■ Problem to solve
Copy each row below character for character, with nothing added, dropped, or changed.

■ Information shown
····················

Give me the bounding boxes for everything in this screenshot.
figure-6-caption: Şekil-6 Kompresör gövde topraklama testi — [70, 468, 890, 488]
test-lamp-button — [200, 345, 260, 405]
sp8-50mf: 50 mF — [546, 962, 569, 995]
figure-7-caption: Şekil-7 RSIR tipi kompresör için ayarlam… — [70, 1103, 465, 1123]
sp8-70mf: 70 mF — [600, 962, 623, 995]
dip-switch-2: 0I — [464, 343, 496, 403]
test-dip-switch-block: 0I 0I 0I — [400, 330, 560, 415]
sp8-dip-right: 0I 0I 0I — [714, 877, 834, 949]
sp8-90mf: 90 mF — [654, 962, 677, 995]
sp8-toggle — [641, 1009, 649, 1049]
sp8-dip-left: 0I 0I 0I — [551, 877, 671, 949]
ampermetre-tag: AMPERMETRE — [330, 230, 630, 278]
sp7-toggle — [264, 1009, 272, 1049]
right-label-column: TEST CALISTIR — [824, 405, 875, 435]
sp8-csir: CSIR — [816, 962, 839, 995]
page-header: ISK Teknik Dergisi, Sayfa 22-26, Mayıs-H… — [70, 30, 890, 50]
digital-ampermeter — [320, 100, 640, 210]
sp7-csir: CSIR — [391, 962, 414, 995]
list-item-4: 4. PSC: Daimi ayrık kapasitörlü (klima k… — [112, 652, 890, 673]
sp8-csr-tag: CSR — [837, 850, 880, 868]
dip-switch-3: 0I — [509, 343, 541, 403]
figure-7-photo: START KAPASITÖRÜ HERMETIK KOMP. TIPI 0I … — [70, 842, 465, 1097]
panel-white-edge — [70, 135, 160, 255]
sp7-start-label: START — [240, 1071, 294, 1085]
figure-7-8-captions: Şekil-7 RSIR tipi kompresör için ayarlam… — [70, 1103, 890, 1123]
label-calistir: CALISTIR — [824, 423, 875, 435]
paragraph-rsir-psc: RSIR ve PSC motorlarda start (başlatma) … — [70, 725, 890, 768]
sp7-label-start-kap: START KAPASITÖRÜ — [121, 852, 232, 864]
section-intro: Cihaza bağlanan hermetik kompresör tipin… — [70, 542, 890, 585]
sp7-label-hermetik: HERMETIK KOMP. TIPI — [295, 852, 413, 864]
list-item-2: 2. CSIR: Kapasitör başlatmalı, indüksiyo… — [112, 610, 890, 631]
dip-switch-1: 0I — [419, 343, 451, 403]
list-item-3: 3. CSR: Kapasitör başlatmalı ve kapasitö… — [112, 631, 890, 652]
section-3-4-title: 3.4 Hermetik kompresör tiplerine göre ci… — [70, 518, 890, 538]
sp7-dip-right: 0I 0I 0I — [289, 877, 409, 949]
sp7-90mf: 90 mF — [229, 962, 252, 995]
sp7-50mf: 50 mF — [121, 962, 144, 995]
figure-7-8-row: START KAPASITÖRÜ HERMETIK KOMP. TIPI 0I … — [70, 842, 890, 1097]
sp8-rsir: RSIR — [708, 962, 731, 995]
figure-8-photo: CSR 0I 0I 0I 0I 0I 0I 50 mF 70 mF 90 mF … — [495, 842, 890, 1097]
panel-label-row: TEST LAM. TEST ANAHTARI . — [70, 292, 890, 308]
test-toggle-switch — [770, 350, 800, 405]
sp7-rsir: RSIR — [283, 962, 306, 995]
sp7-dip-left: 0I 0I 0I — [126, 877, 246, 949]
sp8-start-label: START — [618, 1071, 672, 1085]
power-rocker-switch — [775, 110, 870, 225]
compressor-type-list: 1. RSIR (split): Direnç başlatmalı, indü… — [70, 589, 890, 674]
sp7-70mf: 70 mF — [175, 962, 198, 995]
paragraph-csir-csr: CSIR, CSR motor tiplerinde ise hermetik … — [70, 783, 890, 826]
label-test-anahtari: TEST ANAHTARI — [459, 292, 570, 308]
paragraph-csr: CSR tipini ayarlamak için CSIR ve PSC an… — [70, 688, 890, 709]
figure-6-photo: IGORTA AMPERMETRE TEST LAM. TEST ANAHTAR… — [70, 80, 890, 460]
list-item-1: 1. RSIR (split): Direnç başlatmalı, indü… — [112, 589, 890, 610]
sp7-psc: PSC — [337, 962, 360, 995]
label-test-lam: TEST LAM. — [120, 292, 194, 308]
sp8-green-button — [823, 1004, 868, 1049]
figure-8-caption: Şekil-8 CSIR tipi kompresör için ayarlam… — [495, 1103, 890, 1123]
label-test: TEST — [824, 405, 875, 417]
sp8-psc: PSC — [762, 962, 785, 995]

····················

■ Reply to the exercise
Give me the bounding boxes for everything in this screenshot.
figure-6-caption: Şekil-6 Kompresör gövde topraklama testi — [70, 468, 890, 488]
test-lamp-button — [200, 345, 260, 405]
sp8-50mf: 50 mF — [546, 962, 569, 995]
figure-7-caption: Şekil-7 RSIR tipi kompresör için ayarlam… — [70, 1103, 465, 1123]
sp8-70mf: 70 mF — [600, 962, 623, 995]
dip-switch-2: 0I — [464, 343, 496, 403]
test-dip-switch-block: 0I 0I 0I — [400, 330, 560, 415]
sp8-dip-right: 0I 0I 0I — [714, 877, 834, 949]
sp8-90mf: 90 mF — [654, 962, 677, 995]
sp8-toggle — [641, 1009, 649, 1049]
sp8-dip-left: 0I 0I 0I — [551, 877, 671, 949]
ampermetre-tag: AMPERMETRE — [330, 230, 630, 278]
sp7-toggle — [264, 1009, 272, 1049]
right-label-column: TEST CALISTIR — [824, 405, 875, 435]
sp8-csir: CSIR — [816, 962, 839, 995]
page-header: ISK Teknik Dergisi, Sayfa 22-26, Mayıs-H… — [70, 30, 890, 50]
digital-ampermeter — [320, 100, 640, 210]
sp7-csir: CSIR — [391, 962, 414, 995]
list-item-4: 4. PSC: Daimi ayrık kapasitörlü (klima k… — [112, 652, 890, 673]
sp8-csr-tag: CSR — [837, 850, 880, 868]
dip-switch-3: 0I — [509, 343, 541, 403]
figure-7-photo: START KAPASITÖRÜ HERMETIK KOMP. TIPI 0I … — [70, 842, 465, 1097]
panel-white-edge — [70, 135, 160, 255]
sp7-start-label: START — [240, 1071, 294, 1085]
figure-7-8-captions: Şekil-7 RSIR tipi kompresör için ayarlam… — [70, 1103, 890, 1123]
label-calistir: CALISTIR — [824, 423, 875, 435]
paragraph-rsir-psc: RSIR ve PSC motorlarda start (başlatma) … — [70, 725, 890, 768]
sp7-label-start-kap: START KAPASITÖRÜ — [121, 852, 232, 864]
section-intro: Cihaza bağlanan hermetik kompresör tipin… — [70, 542, 890, 585]
sp7-label-hermetik: HERMETIK KOMP. TIPI — [295, 852, 413, 864]
list-item-2: 2. CSIR: Kapasitör başlatmalı, indüksiyo… — [112, 610, 890, 631]
dip-switch-1: 0I — [419, 343, 451, 403]
list-item-3: 3. CSR: Kapasitör başlatmalı ve kapasitö… — [112, 631, 890, 652]
section-3-4-title: 3.4 Hermetik kompresör tiplerine göre ci… — [70, 518, 890, 538]
sp7-dip-right: 0I 0I 0I — [289, 877, 409, 949]
sp7-90mf: 90 mF — [229, 962, 252, 995]
sp7-50mf: 50 mF — [121, 962, 144, 995]
figure-7-8-row: START KAPASITÖRÜ HERMETIK KOMP. TIPI 0I … — [70, 842, 890, 1097]
sp8-rsir: RSIR — [708, 962, 731, 995]
figure-8-photo: CSR 0I 0I 0I 0I 0I 0I 50 mF 70 mF 90 mF … — [495, 842, 890, 1097]
panel-label-row: TEST LAM. TEST ANAHTARI . — [70, 292, 890, 308]
test-toggle-switch — [770, 350, 800, 405]
sp7-rsir: RSIR — [283, 962, 306, 995]
sp7-dip-left: 0I 0I 0I — [126, 877, 246, 949]
sp8-start-label: START — [618, 1071, 672, 1085]
power-rocker-switch — [775, 110, 870, 225]
compressor-type-list: 1. RSIR (split): Direnç başlatmalı, indü… — [70, 589, 890, 674]
sp7-70mf: 70 mF — [175, 962, 198, 995]
paragraph-csir-csr: CSIR, CSR motor tiplerinde ise hermetik … — [70, 783, 890, 826]
label-test-anahtari: TEST ANAHTARI — [459, 292, 570, 308]
paragraph-csr: CSR tipini ayarlamak için CSIR ve PSC an… — [70, 688, 890, 709]
figure-6-photo: IGORTA AMPERMETRE TEST LAM. TEST ANAHTAR… — [70, 80, 890, 460]
list-item-1: 1. RSIR (split): Direnç başlatmalı, indü… — [112, 589, 890, 610]
sp7-psc: PSC — [337, 962, 360, 995]
label-test-lam: TEST LAM. — [120, 292, 194, 308]
sp8-green-button — [823, 1004, 868, 1049]
figure-8-caption: Şekil-8 CSIR tipi kompresör için ayarlam… — [495, 1103, 890, 1123]
label-test: TEST — [824, 405, 875, 417]
sp8-psc: PSC — [762, 962, 785, 995]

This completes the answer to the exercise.